:: GIVEN ENTRIES ::

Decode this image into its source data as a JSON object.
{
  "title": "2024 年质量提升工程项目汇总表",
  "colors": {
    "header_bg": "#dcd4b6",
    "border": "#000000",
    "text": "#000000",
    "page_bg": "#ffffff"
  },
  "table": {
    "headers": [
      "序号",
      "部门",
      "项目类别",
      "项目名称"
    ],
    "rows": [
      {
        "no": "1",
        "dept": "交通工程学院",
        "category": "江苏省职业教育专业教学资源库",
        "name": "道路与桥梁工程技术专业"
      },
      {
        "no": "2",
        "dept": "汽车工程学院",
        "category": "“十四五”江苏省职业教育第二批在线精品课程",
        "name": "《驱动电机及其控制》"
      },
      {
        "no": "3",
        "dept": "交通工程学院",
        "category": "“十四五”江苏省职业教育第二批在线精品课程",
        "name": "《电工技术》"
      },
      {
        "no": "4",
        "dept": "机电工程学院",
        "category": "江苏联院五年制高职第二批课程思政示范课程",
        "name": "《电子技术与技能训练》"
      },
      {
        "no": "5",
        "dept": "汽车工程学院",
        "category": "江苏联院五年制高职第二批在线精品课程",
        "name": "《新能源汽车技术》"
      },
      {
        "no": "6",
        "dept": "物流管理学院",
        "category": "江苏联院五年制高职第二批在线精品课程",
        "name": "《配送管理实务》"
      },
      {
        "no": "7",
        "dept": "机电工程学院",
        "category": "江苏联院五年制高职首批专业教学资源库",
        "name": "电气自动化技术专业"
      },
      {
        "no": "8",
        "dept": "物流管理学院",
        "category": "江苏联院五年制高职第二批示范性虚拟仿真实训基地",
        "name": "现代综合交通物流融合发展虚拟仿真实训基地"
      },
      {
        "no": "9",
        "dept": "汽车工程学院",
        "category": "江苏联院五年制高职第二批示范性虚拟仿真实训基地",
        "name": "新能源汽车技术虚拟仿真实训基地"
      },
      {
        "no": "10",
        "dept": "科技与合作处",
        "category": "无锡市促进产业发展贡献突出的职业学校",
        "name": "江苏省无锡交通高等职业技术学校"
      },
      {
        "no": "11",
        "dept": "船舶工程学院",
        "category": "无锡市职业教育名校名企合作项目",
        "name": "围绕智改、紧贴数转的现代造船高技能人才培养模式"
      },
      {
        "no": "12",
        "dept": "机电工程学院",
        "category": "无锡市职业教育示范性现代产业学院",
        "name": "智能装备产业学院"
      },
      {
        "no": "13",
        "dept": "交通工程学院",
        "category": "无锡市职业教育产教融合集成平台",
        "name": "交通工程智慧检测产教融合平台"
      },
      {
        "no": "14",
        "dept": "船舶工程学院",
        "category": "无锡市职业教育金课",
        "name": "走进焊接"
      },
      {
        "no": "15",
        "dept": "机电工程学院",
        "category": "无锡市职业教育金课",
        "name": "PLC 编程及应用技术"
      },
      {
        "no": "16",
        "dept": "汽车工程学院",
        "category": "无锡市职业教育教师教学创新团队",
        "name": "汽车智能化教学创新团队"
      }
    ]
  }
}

:::

> WHAT IS ASKED
Repeat the whole listing exactly, keeping every line intact.

> RESPONSE TO THIS EXERCISE
Decode this image into its source data as a JSON object.
{
  "title": "2024 年质量提升工程项目汇总表",
  "colors": {
    "header_bg": "#dcd4b6",
    "border": "#000000",
    "text": "#000000",
    "page_bg": "#ffffff"
  },
  "table": {
    "headers": [
      "序号",
      "部门",
      "项目类别",
      "项目名称"
    ],
    "rows": [
      {
        "no": "1",
        "dept": "交通工程学院",
        "category": "江苏省职业教育专业教学资源库",
        "name": "道路与桥梁工程技术专业"
      },
      {
        "no": "2",
        "dept": "汽车工程学院",
        "category": "“十四五”江苏省职业教育第二批在线精品课程",
        "name": "《驱动电机及其控制》"
      },
      {
        "no": "3",
        "dept": "交通工程学院",
        "category": "“十四五”江苏省职业教育第二批在线精品课程",
        "name": "《电工技术》"
      },
      {
        "no": "4",
        "dept": "机电工程学院",
        "category": "江苏联院五年制高职第二批课程思政示范课程",
        "name": "《电子技术与技能训练》"
      },
      {
        "no": "5",
        "dept": "汽车工程学院",
        "category": "江苏联院五年制高职第二批在线精品课程",
        "name": "《新能源汽车技术》"
      },
      {
        "no": "6",
        "dept": "物流管理学院",
        "category": "江苏联院五年制高职第二批在线精品课程",
        "name": "《配送管理实务》"
      },
      {
        "no": "7",
        "dept": "机电工程学院",
        "category": "江苏联院五年制高职首批专业教学资源库",
        "name": "电气自动化技术专业"
      },
      {
        "no": "8",
        "dept": "物流管理学院",
        "category": "江苏联院五年制高职第二批示范性虚拟仿真实训基地",
        "name": "现代综合交通物流融合发展虚拟仿真实训基地"
      },
      {
        "no": "9",
        "dept": "汽车工程学院",
        "category": "江苏联院五年制高职第二批示范性虚拟仿真实训基地",
        "name": "新能源汽车技术虚拟仿真实训基地"
      },
      {
        "no": "10",
        "dept": "科技与合作处",
        "category": "无锡市促进产业发展贡献突出的职业学校",
        "name": "江苏省无锡交通高等职业技术学校"
      },
      {
        "no": "11",
        "dept": "船舶工程学院",
        "category": "无锡市职业教育名校名企合作项目",
        "name": "围绕智改、紧贴数转的现代造船高技能人才培养模式"
      },
      {
        "no": "12",
        "dept": "机电工程学院",
        "category": "无锡市职业教育示范性现代产业学院",
        "name": "智能装备产业学院"
      },
      {
        "no": "13",
        "dept": "交通工程学院",
        "category": "无锡市职业教育产教融合集成平台",
        "name": "交通工程智慧检测产教融合平台"
      },
      {
        "no": "14",
        "dept": "船舶工程学院",
        "category": "无锡市职业教育金课",
        "name": "走进焊接"
      },
      {
        "no": "15",
        "dept": "机电工程学院",
        "category": "无锡市职业教育金课",
        "name": "PLC 编程及应用技术"
      },
      {
        "no": "16",
        "dept": "汽车工程学院",
        "category": "无锡市职业教育教师教学创新团队",
        "name": "汽车智能化教学创新团队"
      }
    ]
  }
}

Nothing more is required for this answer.